Exercise aim: Extract all of the entries and set them down verbatim.

Saved entries:
= = = = =

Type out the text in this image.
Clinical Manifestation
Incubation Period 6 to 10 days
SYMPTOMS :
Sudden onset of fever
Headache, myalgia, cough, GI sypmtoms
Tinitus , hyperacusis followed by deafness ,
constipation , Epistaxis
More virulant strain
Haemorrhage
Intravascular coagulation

= = = = =

Response to this exercise:
Type out the text in this image.
Clinical Manifestation
Incubation Period 6 to 10 days
SYMPTOMS :
Sudden onset of fever
Headache, myalgia, cough, GI sypmtoms
Tinitus , hyperacusis followed by deafness ,
constipation , Epistaxis
More virulant strain
Haemorrhage
Intravascular coagulation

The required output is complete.